WHAT IS ASKED
Identify the lines that contain the string "JSON", then copy each of them.

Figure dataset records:
○ ○ ○ ○ ○

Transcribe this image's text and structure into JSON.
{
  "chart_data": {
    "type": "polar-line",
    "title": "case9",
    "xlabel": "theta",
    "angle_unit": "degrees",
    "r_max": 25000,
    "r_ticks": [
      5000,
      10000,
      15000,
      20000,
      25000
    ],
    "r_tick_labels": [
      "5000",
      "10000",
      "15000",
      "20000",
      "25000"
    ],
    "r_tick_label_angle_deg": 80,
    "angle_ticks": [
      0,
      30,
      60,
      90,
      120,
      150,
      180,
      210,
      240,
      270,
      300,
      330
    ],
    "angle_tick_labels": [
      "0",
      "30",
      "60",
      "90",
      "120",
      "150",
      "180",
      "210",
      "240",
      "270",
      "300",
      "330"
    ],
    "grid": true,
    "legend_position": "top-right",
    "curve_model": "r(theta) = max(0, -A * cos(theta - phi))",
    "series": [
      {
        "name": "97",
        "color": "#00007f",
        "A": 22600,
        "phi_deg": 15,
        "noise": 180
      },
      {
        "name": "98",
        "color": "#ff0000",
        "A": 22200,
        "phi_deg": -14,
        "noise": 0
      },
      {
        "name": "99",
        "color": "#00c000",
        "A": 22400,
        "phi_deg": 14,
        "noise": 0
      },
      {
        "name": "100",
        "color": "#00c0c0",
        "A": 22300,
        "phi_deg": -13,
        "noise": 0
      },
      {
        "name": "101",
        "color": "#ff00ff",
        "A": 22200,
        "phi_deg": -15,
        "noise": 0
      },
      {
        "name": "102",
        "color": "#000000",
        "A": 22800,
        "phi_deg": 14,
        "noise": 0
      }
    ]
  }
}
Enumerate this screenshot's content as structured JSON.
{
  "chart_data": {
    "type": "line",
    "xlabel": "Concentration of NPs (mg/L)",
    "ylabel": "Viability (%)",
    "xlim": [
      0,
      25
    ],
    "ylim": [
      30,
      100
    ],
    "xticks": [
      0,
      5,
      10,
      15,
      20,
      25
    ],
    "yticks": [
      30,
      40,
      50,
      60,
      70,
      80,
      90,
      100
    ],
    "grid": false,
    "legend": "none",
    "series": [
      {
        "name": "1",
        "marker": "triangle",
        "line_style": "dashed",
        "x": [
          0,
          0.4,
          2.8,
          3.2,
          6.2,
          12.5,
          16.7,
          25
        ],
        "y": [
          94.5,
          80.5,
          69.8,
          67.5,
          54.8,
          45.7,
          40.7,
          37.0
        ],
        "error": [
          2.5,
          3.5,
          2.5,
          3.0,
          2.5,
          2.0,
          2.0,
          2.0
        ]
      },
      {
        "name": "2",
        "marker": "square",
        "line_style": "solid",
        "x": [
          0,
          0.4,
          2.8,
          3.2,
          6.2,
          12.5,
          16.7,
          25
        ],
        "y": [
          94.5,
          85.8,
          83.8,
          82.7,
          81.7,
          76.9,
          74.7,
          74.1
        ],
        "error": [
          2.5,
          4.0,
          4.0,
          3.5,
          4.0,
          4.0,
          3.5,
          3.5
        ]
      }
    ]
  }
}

○ ○ ○ ○ ○

ANSWER TO THE PROBLEM
Transcribe this image's text and structure into JSON.
Enumerate this screenshot's content as structured JSON.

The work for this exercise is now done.